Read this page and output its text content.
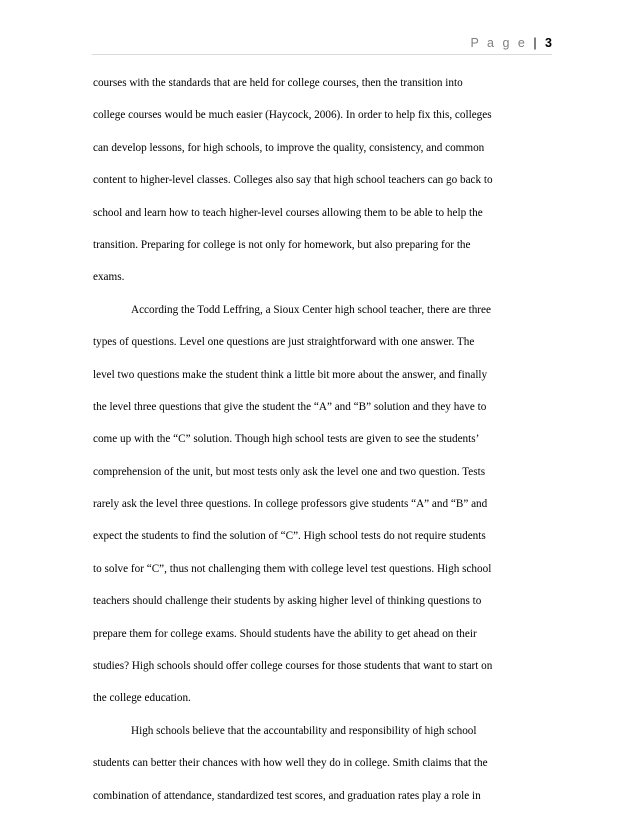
P a g e | 3
courses with the standards that are held for college courses, then the transition into
college courses would be much easier (Haycock, 2006). In order to help fix this, colleges
can develop lessons, for high schools, to improve the quality, consistency, and common
content to higher-level classes. Colleges also say that high school teachers can go back to
school and learn how to teach higher-level courses allowing them to be able to help the
transition. Preparing for college is not only for homework, but also preparing for the
exams.
According the Todd Leffring, a Sioux Center high school teacher, there are three
types of questions. Level one questions are just straightforward with one answer. The
level two questions make the student think a little bit more about the answer, and finally
the level three questions that give the student the “A” and “B” solution and they have to
come up with the “C” solution. Though high school tests are given to see the students’
comprehension of the unit, but most tests only ask the level one and two question. Tests
rarely ask the level three questions. In college professors give students “A” and “B” and
expect the students to find the solution of “C”. High school tests do not require students
to solve for “C”, thus not challenging them with college level test questions. High school
teachers should challenge their students by asking higher level of thinking questions to
prepare them for college exams. Should students have the ability to get ahead on their
studies? High schools should offer college courses for those students that want to start on
the college education.
High schools believe that the accountability and responsibility of high school
students can better their chances with how well they do in college. Smith claims that the
combination of attendance, standardized test scores, and graduation rates play a role in
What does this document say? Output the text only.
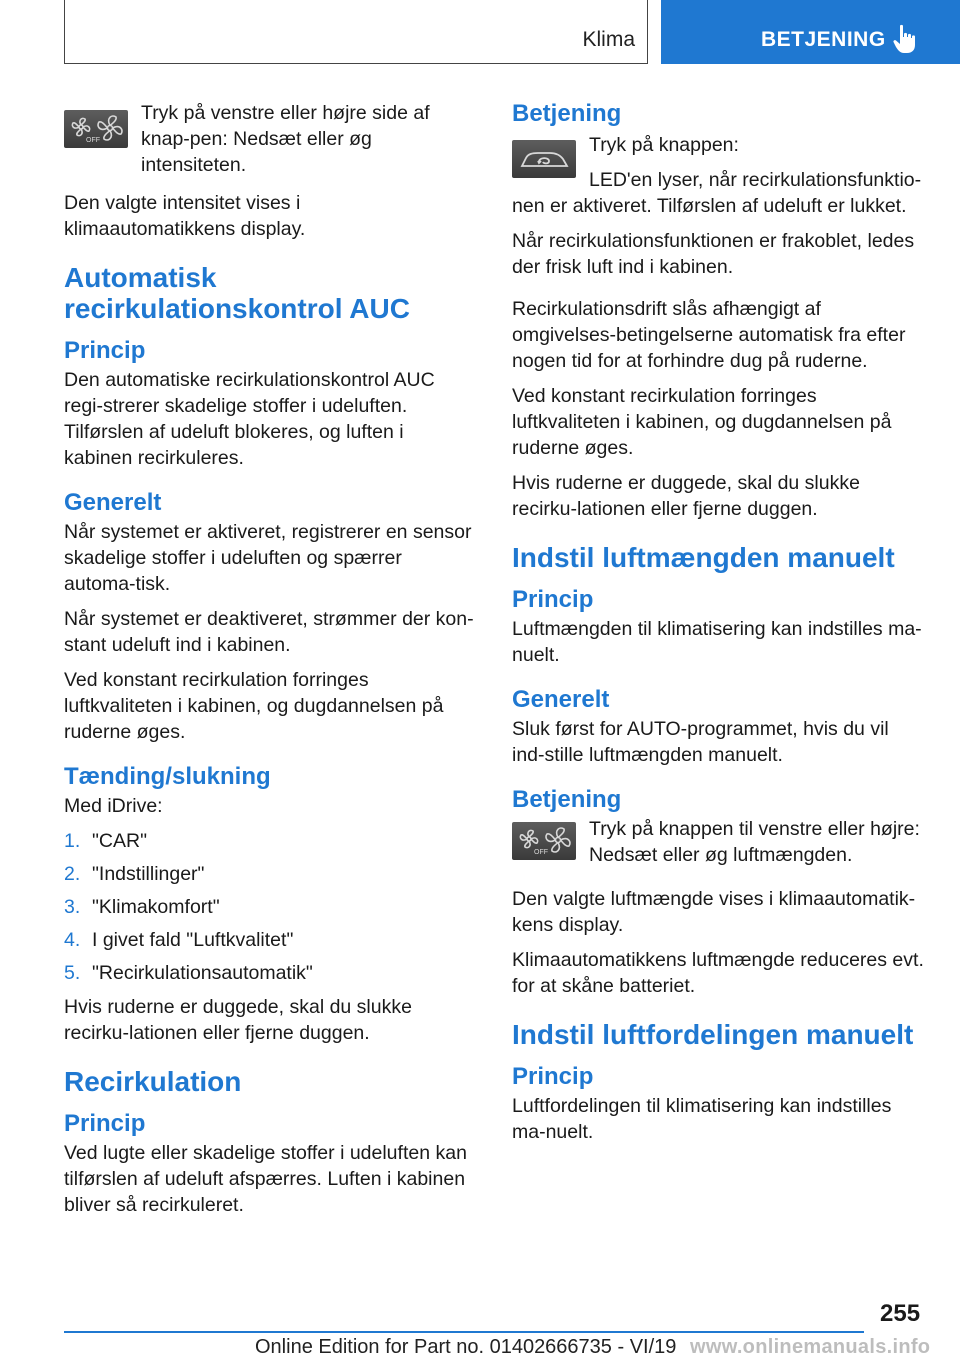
Klima	BETJENING
OFF

Tryk på venstre eller højre side af knap-pen: Nedsæt eller øg intensiteten.

Den valgte intensitet vises i klimaautomatikkens display.

Automatisk recirkulationskontrol AUC
Princip

Den automatiske recirkulationskontrol AUC regi-strerer skadelige stoffer i udeluften. Tilførslen af udeluft blokeres, og luften i kabinen recirkuleres.

Generelt

Når systemet er aktiveret, registrerer en sensor skadelige stoffer i udeluften og spærrer automa-tisk.

Når systemet er deaktiveret, strømmer der kon-stant udeluft ind i kabinen.

Ved konstant recirkulation forringes luftkvaliteten i kabinen, og dugdannelsen på ruderne øges.

Tænding/slukning

Med iDrive:

1. "CAR"
2. "Indstillinger"
3. "Klimakomfort"
4. I givet fald "Luftkvalitet"
5. "Recirkulationsautomatik"

Hvis ruderne er duggede, skal du slukke recirku-lationen eller fjerne duggen.

Recirkulation
Princip

Ved lugte eller skadelige stoffer i udeluften kan tilførslen af udeluft afspærres. Luften i kabinen bliver så recirkuleret.

Betjening

Tryk på knappen:

LED'en lyser, når recirkulationsfunktio-nen er aktiveret. Tilførslen af udeluft er lukket.

Når recirkulationsfunktionen er frakoblet, ledes der frisk luft ind i kabinen.

Recirkulationsdrift slås afhængigt af omgivelses-betingelserne automatisk fra efter nogen tid for at forhindre dug på ruderne.

Ved konstant recirkulation forringes luftkvaliteten i kabinen, og dugdannelsen på ruderne øges.

Hvis ruderne er duggede, skal du slukke recirku-lationen eller fjerne duggen.

Indstil luftmængden manuelt
Princip

Luftmængden til klimatisering kan indstilles ma-nuelt.

Generelt

Sluk først for AUTO-programmet, hvis du vil ind-stille luftmængden manuelt.

Betjening
OFF

Tryk på knappen til venstre eller højre: Nedsæt eller øg luftmængden.

Den valgte luftmængde vises i klimaautomatik-kens display.

Klimaautomatikkens luftmængde reduceres evt. for at skåne batteriet.

Indstil luftfordelingen manuelt
Princip

Luftfordelingen til klimatisering kan indstilles ma-nuelt.

255
Online Edition for Part no. 01402666735 - VI/19 www.onlinemanuals.info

══════

## Written task
Leave every image out, and retype the material exactly.

## Solution below
Read this page and output its text content.
P a g e | 3
courses with the standards that are held for college courses, then the transition into
college courses would be much easier (Haycock, 2006). In order to help fix this, colleges
can develop lessons, for high schools, to improve the quality, consistency, and common
content to higher-level classes. Colleges also say that high school teachers can go back to
school and learn how to teach higher-level courses allowing them to be able to help the
transition. Preparing for college is not only for homework, but also preparing for the
exams.
According the Todd Leffring, a Sioux Center high school teacher, there are three
types of questions. Level one questions are just straightforward with one answer. The
level two questions make the student think a little bit more about the answer, and finally
the level three questions that give the student the “A” and “B” solution and they have to
come up with the “C” solution. Though high school tests are given to see the students’
comprehension of the unit, but most tests only ask the level one and two question. Tests
rarely ask the level three questions. In college professors give students “A” and “B” and
expect the students to find the solution of “C”. High school tests do not require students
to solve for “C”, thus not challenging them with college level test questions. High school
teachers should challenge their students by asking higher level of thinking questions to
prepare them for college exams. Should students have the ability to get ahead on their
studies? High schools should offer college courses for those students that want to start on
the college education.
High schools believe that the accountability and responsibility of high school
students can better their chances with how well they do in college. Smith claims that the
combination of attendance, standardized test scores, and graduation rates play a role in
What does this document say? Output the text only.
Klima	BETJENING
OFF

Tryk på venstre eller højre side af knap-pen: Nedsæt eller øg intensiteten.

Den valgte intensitet vises i klimaautomatikkens display.

Automatisk recirkulationskontrol AUC
Princip

Den automatiske recirkulationskontrol AUC regi-strerer skadelige stoffer i udeluften. Tilførslen af udeluft blokeres, og luften i kabinen recirkuleres.

Generelt

Når systemet er aktiveret, registrerer en sensor skadelige stoffer i udeluften og spærrer automa-tisk.

Når systemet er deaktiveret, strømmer der kon-stant udeluft ind i kabinen.

Ved konstant recirkulation forringes luftkvaliteten i kabinen, og dugdannelsen på ruderne øges.

Tænding/slukning

Med iDrive:

1. "CAR"
2. "Indstillinger"
3. "Klimakomfort"
4. I givet fald "Luftkvalitet"
5. "Recirkulationsautomatik"

Hvis ruderne er duggede, skal du slukke recirku-lationen eller fjerne duggen.

Recirkulation
Princip

Ved lugte eller skadelige stoffer i udeluften kan tilførslen af udeluft afspærres. Luften i kabinen bliver så recirkuleret.

Betjening

Tryk på knappen:

LED'en lyser, når recirkulationsfunktio-nen er aktiveret. Tilførslen af udeluft er lukket.

Når recirkulationsfunktionen er frakoblet, ledes der frisk luft ind i kabinen.

Recirkulationsdrift slås afhængigt af omgivelses-betingelserne automatisk fra efter nogen tid for at forhindre dug på ruderne.

Ved konstant recirkulation forringes luftkvaliteten i kabinen, og dugdannelsen på ruderne øges.

Hvis ruderne er duggede, skal du slukke recirku-lationen eller fjerne duggen.

Indstil luftmængden manuelt
Princip

Luftmængden til klimatisering kan indstilles ma-nuelt.

Generelt

Sluk først for AUTO-programmet, hvis du vil ind-stille luftmængden manuelt.

Betjening
OFF

Tryk på knappen til venstre eller højre: Nedsæt eller øg luftmængden.

Den valgte luftmængde vises i klimaautomatik-kens display.

Klimaautomatikkens luftmængde reduceres evt. for at skåne batteriet.

Indstil luftfordelingen manuelt
Princip

Luftfordelingen til klimatisering kan indstilles ma-nuelt.

255
Online Edition for Part no. 01402666735 - VI/19 www.onlinemanuals.info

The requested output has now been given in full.